(Source)
Add the resource to Bevy
#[wasm_bindgen]
pub fn run_bevy_app() {
+ .insert_resource(Scoreboard { score: 0 })
.add_startup_system(setup)
.add_system(check_for_collisions)
}Render the update on-screen
fn update_scoreboard(scoreboard: Res<Scoreboard>, mut query: Query<&mut Text>) {
let mut text = query.single_mut();
text.sections[1].value = scoreboard.score.to_string();
}Here, we define the function to update the text and then, add it to the startup system like so:
#[wasm_bindgen]
pub fn run_bevy_app() {
+ .add_system(update_scoreboard)
.run();
}Now, if you run the updated app and click on Run Bevy App, you should see the scoreboard being incremented on each hit :)

(Requirements) Reproduce the Bevy scoreboard tutorial excerpt above in full, without changing anything.

(Supplied records)
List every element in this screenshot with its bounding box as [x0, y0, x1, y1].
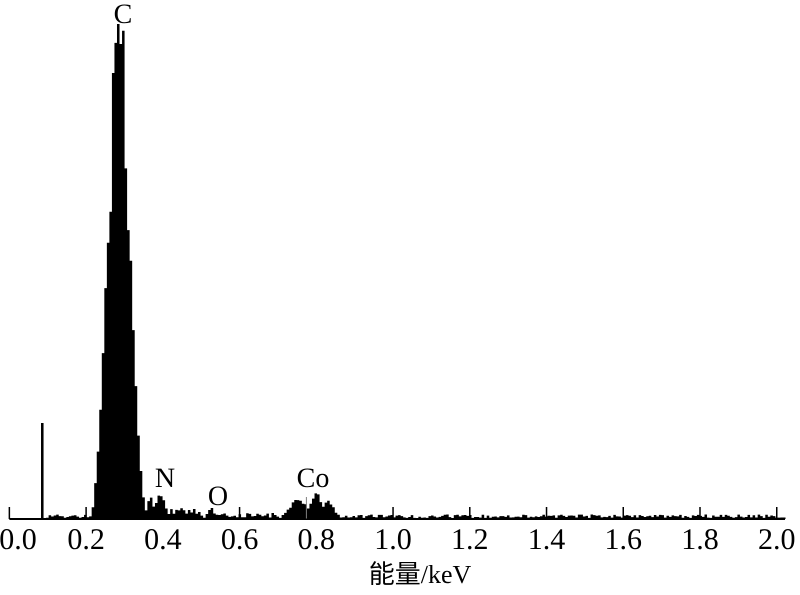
- svg-text:1.0: 1.0: [374, 523, 412, 556]
- svg-text:O: O: [208, 481, 228, 512]
- svg-text:1.4: 1.4: [528, 523, 566, 556]
- svg-text:1.8: 1.8: [681, 523, 719, 556]
- svg-text:0.2: 0.2: [67, 523, 105, 556]
- svg-text:2.0: 2.0: [758, 523, 796, 556]
- svg-text:1.2: 1.2: [451, 523, 489, 556]
- svg-text:0.8: 0.8: [298, 523, 336, 556]
- svg-text:0.4: 0.4: [144, 523, 182, 556]
- svg-text:1.6: 1.6: [605, 523, 643, 556]
- svg-text:0.6: 0.6: [221, 523, 259, 556]
- svg-text:C: C: [114, 0, 133, 30]
- svg-text:能量/keV: 能量/keV: [369, 560, 472, 589]
- svg-text:0.0: 0.0: [0, 523, 37, 556]
- svg-text:N: N: [155, 463, 175, 494]
- svg-text:Co: Co: [297, 463, 330, 494]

(Output of the exercise)
Add the resource to Bevy
#[wasm_bindgen]
pub fn run_bevy_app() {
+ .insert_resource(Scoreboard { score: 0 })
.add_startup_system(setup)
.add_system(check_for_collisions)
}Render the update on-screen
fn update_scoreboard(scoreboard: Res<Scoreboard>, mut query: Query<&mut Text>) {
let mut text = query.single_mut();
text.sections[1].value = scoreboard.score.to_string();
}Here, we define the function to update the text and then, add it to the startup system like so:
#[wasm_bindgen]
pub fn run_bevy_app() {
+ .add_system(update_scoreboard)
.run();
}Now, if you run the updated app and click on Run Bevy App, you should see the scoreboard being incremented on each hit :)